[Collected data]
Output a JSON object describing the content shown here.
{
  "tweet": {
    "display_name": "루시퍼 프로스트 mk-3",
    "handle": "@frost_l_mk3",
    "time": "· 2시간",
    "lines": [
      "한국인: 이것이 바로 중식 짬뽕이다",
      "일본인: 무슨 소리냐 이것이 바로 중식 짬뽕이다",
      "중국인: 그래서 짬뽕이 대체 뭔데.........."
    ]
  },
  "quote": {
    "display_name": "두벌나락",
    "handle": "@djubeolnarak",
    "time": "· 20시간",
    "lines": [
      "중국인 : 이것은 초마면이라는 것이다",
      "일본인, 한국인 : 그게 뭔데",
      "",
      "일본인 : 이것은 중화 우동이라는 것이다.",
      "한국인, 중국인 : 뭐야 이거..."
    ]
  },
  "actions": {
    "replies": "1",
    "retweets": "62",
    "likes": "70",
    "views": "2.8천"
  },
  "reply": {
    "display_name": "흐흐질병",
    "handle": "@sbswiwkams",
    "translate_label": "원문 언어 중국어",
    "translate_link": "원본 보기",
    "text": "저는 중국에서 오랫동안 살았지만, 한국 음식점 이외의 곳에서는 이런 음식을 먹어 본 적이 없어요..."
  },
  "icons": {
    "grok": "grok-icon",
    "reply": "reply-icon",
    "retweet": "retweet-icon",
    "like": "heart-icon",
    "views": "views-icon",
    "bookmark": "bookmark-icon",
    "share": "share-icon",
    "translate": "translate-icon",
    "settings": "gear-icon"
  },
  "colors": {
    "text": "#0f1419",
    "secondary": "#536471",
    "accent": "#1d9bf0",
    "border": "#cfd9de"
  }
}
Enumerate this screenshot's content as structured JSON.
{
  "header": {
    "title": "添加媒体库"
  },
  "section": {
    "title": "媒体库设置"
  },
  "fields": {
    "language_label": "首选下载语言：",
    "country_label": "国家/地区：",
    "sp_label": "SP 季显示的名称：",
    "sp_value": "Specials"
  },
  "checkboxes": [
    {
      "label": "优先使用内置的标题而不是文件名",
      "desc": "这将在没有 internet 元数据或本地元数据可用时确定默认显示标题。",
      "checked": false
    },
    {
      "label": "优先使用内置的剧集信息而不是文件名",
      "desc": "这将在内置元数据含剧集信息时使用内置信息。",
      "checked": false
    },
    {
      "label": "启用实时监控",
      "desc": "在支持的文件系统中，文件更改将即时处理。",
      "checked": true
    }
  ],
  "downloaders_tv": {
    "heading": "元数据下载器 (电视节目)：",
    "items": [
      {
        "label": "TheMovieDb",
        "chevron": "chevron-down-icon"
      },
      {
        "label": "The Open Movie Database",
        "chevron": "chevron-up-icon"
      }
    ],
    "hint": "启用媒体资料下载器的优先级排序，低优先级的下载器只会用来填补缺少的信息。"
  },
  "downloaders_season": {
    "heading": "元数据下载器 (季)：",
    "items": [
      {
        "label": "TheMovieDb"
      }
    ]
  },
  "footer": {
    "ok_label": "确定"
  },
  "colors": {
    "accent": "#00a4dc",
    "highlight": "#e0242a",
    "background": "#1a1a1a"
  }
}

WHAT YOU SHOULD DO –
Reproduce the complete data exactly as presented above.

FINAL RESULT –
Output a JSON object describing the content shown here.
{
  "tweet": {
    "display_name": "루시퍼 프로스트 mk-3",
    "handle": "@frost_l_mk3",
    "time": "· 2시간",
    "lines": [
      "한국인: 이것이 바로 중식 짬뽕이다",
      "일본인: 무슨 소리냐 이것이 바로 중식 짬뽕이다",
      "중국인: 그래서 짬뽕이 대체 뭔데.........."
    ]
  },
  "quote": {
    "display_name": "두벌나락",
    "handle": "@djubeolnarak",
    "time": "· 20시간",
    "lines": [
      "중국인 : 이것은 초마면이라는 것이다",
      "일본인, 한국인 : 그게 뭔데",
      "",
      "일본인 : 이것은 중화 우동이라는 것이다.",
      "한국인, 중국인 : 뭐야 이거..."
    ]
  },
  "actions": {
    "replies": "1",
    "retweets": "62",
    "likes": "70",
    "views": "2.8천"
  },
  "reply": {
    "display_name": "흐흐질병",
    "handle": "@sbswiwkams",
    "translate_label": "원문 언어 중국어",
    "translate_link": "원본 보기",
    "text": "저는 중국에서 오랫동안 살았지만, 한국 음식점 이외의 곳에서는 이런 음식을 먹어 본 적이 없어요..."
  },
  "icons": {
    "grok": "grok-icon",
    "reply": "reply-icon",
    "retweet": "retweet-icon",
    "like": "heart-icon",
    "views": "views-icon",
    "bookmark": "bookmark-icon",
    "share": "share-icon",
    "translate": "translate-icon",
    "settings": "gear-icon"
  },
  "colors": {
    "text": "#0f1419",
    "secondary": "#536471",
    "accent": "#1d9bf0",
    "border": "#cfd9de"
  }
}
Enumerate this screenshot's content as structured JSON.
{
  "header": {
    "title": "添加媒体库"
  },
  "section": {
    "title": "媒体库设置"
  },
  "fields": {
    "language_label": "首选下载语言：",
    "country_label": "国家/地区：",
    "sp_label": "SP 季显示的名称：",
    "sp_value": "Specials"
  },
  "checkboxes": [
    {
      "label": "优先使用内置的标题而不是文件名",
      "desc": "这将在没有 internet 元数据或本地元数据可用时确定默认显示标题。",
      "checked": false
    },
    {
      "label": "优先使用内置的剧集信息而不是文件名",
      "desc": "这将在内置元数据含剧集信息时使用内置信息。",
      "checked": false
    },
    {
      "label": "启用实时监控",
      "desc": "在支持的文件系统中，文件更改将即时处理。",
      "checked": true
    }
  ],
  "downloaders_tv": {
    "heading": "元数据下载器 (电视节目)：",
    "items": [
      {
        "label": "TheMovieDb",
        "chevron": "chevron-down-icon"
      },
      {
        "label": "The Open Movie Database",
        "chevron": "chevron-up-icon"
      }
    ],
    "hint": "启用媒体资料下载器的优先级排序，低优先级的下载器只会用来填补缺少的信息。"
  },
  "downloaders_season": {
    "heading": "元数据下载器 (季)：",
    "items": [
      {
        "label": "TheMovieDb"
      }
    ]
  },
  "footer": {
    "ok_label": "确定"
  },
  "colors": {
    "accent": "#00a4dc",
    "highlight": "#e0242a",
    "background": "#1a1a1a"
  }
}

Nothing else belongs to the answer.